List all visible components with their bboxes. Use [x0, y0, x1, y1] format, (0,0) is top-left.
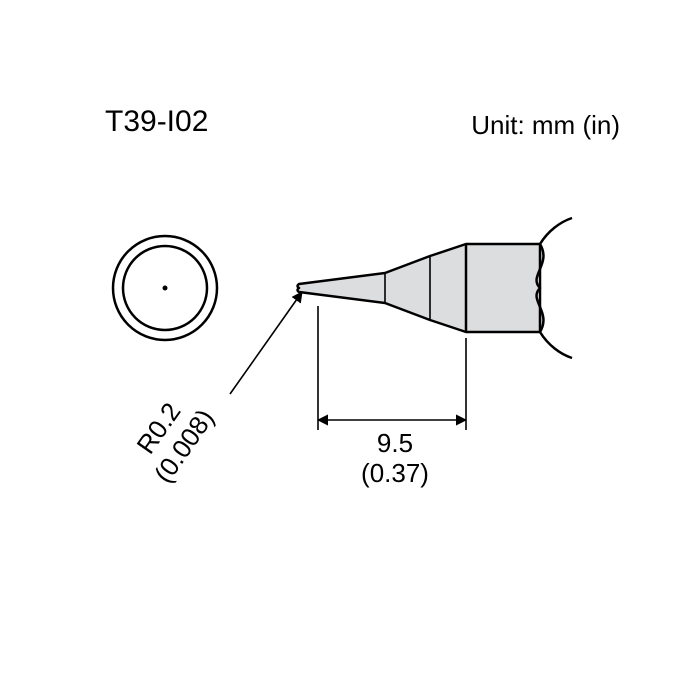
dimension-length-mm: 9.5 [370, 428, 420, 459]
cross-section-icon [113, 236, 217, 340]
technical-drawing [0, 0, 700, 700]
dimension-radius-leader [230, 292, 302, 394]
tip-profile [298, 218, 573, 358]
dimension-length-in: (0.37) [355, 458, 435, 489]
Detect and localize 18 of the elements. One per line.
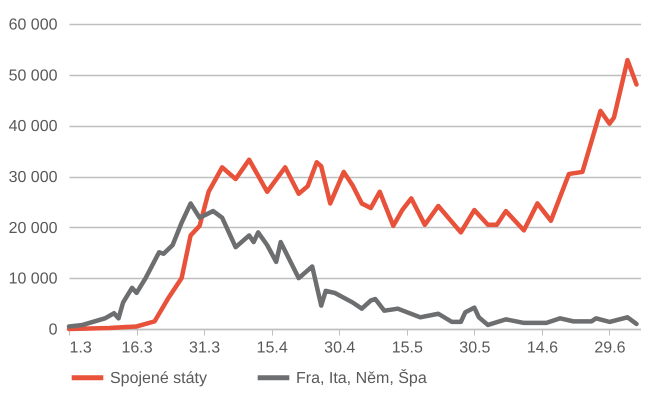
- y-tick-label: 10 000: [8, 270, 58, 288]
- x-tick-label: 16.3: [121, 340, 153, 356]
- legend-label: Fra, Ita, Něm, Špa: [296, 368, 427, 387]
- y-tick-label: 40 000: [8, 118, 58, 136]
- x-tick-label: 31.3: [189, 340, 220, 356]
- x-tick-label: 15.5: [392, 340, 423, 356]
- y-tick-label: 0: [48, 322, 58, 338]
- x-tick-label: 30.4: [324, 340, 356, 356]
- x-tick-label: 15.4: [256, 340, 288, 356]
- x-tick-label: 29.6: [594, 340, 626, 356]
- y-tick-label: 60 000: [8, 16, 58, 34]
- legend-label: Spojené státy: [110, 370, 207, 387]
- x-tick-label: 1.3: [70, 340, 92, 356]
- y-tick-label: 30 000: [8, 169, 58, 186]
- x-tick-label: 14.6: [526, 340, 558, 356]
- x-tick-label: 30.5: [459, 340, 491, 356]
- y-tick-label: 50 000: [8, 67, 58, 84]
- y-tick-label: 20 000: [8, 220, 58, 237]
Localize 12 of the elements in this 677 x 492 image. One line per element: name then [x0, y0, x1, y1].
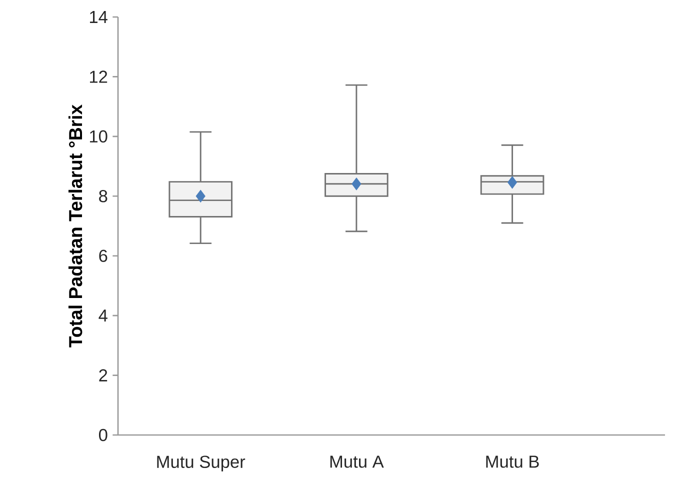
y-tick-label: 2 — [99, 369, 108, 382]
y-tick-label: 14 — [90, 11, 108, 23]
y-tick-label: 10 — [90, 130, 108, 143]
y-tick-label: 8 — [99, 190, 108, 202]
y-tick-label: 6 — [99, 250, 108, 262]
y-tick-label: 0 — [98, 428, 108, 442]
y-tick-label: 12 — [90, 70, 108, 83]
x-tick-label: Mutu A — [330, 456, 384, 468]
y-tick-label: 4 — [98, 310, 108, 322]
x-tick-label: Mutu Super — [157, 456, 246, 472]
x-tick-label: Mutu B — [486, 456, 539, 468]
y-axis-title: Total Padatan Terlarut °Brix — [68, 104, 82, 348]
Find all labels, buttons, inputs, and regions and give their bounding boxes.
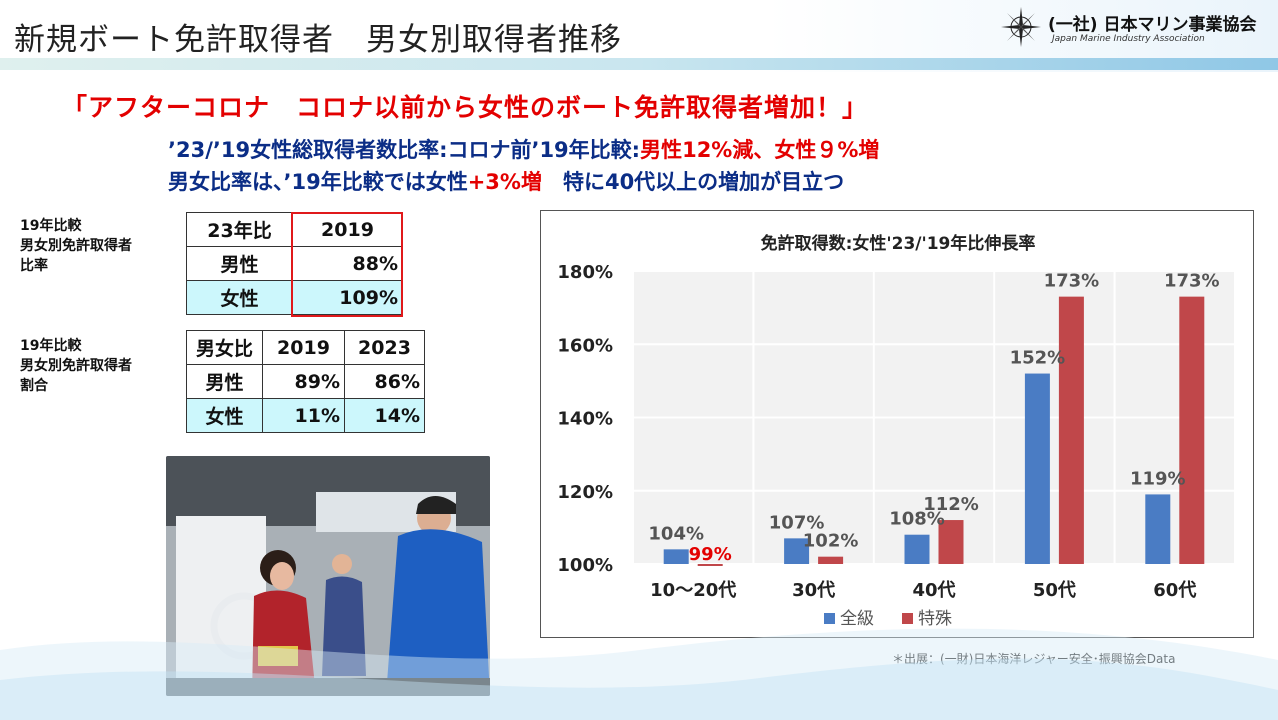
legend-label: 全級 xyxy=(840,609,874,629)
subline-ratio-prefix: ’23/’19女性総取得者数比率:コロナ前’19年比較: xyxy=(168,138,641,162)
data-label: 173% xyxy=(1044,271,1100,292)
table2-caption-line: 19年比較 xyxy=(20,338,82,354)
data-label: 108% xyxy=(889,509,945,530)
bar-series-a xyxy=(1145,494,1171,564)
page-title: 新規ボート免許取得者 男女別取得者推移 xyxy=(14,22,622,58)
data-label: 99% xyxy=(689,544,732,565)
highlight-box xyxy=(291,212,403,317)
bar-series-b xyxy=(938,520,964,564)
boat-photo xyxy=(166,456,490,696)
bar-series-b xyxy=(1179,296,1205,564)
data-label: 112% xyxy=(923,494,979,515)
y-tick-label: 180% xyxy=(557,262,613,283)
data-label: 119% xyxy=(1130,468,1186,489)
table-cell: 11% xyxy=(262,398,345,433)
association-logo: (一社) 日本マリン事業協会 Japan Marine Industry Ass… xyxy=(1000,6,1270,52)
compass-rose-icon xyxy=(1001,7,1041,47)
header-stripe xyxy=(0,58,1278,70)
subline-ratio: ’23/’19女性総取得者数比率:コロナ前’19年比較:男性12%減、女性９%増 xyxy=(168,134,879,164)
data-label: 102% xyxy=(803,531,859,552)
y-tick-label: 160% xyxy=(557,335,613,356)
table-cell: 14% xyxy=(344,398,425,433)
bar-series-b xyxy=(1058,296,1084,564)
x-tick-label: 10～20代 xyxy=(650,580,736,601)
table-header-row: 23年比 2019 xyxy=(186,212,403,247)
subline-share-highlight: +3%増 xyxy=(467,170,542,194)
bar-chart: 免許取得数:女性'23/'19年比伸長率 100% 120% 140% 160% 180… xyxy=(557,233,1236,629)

☆ ☆ ☆ ☆

What needs to be done. Copy out every line of the material above exactly as it stands, leaving out the pictures.

Solution to this exercise.
List all visible components with their bboxes. Use [x0, y0, x1, y1] format, (0,0) is top-left.
dimension-length-mm: 9.5 [370, 428, 420, 459]
cross-section-icon [113, 236, 217, 340]
technical-drawing [0, 0, 700, 700]
dimension-radius-leader [230, 292, 302, 394]
tip-profile [298, 218, 573, 358]
dimension-length-in: (0.37) [355, 458, 435, 489]
Detect and localize 18 of the elements. One per line.
- y-tick-label: 10 000: [8, 270, 58, 288]
- x-tick-label: 16.3: [121, 340, 153, 356]
- legend-label: Fra, Ita, Něm, Špa: [296, 368, 427, 387]
- y-tick-label: 40 000: [8, 118, 58, 136]
- x-tick-label: 31.3: [189, 340, 220, 356]
- x-tick-label: 15.5: [392, 340, 423, 356]
- y-tick-label: 0: [48, 322, 58, 338]
- x-tick-label: 30.4: [324, 340, 356, 356]
- x-tick-label: 15.4: [256, 340, 288, 356]
- x-tick-label: 29.6: [594, 340, 626, 356]
- y-tick-label: 60 000: [8, 16, 58, 34]
- legend-label: Spojené státy: [110, 370, 207, 387]
- x-tick-label: 1.3: [70, 340, 92, 356]
- y-tick-label: 30 000: [8, 169, 58, 186]
- x-tick-label: 14.6: [526, 340, 558, 356]
- x-tick-label: 30.5: [459, 340, 491, 356]
- y-tick-label: 50 000: [8, 67, 58, 84]
- y-tick-label: 20 000: [8, 220, 58, 237]
Localize 12 of the elements in this 677 x 492 image. One line per element: name then [x0, y0, x1, y1].
y-tick-label: 2 — [99, 369, 108, 382]
y-tick-label: 14 — [90, 11, 108, 23]
y-tick-label: 10 — [90, 130, 108, 143]
y-tick-label: 8 — [99, 190, 108, 202]
y-tick-label: 6 — [99, 250, 108, 262]
y-tick-label: 0 — [98, 428, 108, 442]
y-tick-label: 12 — [90, 70, 108, 83]
x-tick-label: Mutu A — [330, 456, 384, 468]
y-tick-label: 4 — [98, 310, 108, 322]
x-tick-label: Mutu Super — [157, 456, 246, 472]
x-tick-label: Mutu B — [486, 456, 539, 468]
y-axis-title: Total Padatan Terlarut °Brix — [68, 104, 82, 348]
Find all labels, buttons, inputs, and regions and give their bounding boxes.
legend-label: 全級 xyxy=(840,609,874,629)
subline-ratio-prefix: ’23/’19女性総取得者数比率:コロナ前’19年比較: xyxy=(168,138,641,162)
data-label: 173% xyxy=(1044,271,1100,292)
table2-caption-line: 19年比較 xyxy=(20,338,82,354)
data-label: 108% xyxy=(889,509,945,530)
bar-series-a xyxy=(1145,494,1171,564)
page-title: 新規ボート免許取得者 男女別取得者推移 xyxy=(14,22,622,58)
data-label: 99% xyxy=(689,544,732,565)
highlight-box xyxy=(291,212,403,317)
bar-series-b xyxy=(938,520,964,564)
boat-photo xyxy=(166,456,490,696)
bar-series-b xyxy=(1179,296,1205,564)
data-label: 112% xyxy=(923,494,979,515)
y-tick-label: 180% xyxy=(557,262,613,283)
data-label: 119% xyxy=(1130,468,1186,489)
table-cell: 11% xyxy=(262,398,345,433)
association-logo: (一社) 日本マリン事業協会 Japan Marine Industry Ass… xyxy=(1000,6,1270,52)
compass-rose-icon xyxy=(1001,7,1041,47)
header-stripe xyxy=(0,58,1278,70)
subline-ratio: ’23/’19女性総取得者数比率:コロナ前’19年比較:男性12%減、女性９%増 xyxy=(168,134,879,164)
data-label: 102% xyxy=(803,531,859,552)
y-tick-label: 160% xyxy=(557,335,613,356)
table-cell: 14% xyxy=(344,398,425,433)
bar-series-b xyxy=(1058,296,1084,564)
x-tick-label: 10～20代 xyxy=(650,580,736,601)
table-header-row: 23年比 2019 xyxy=(186,212,403,247)
subline-share-highlight: +3%増 xyxy=(467,170,542,194)
bar-chart: 免許取得数:女性'23/'19年比伸長率 100% 120% 140% 160% 180… xyxy=(557,233,1236,629)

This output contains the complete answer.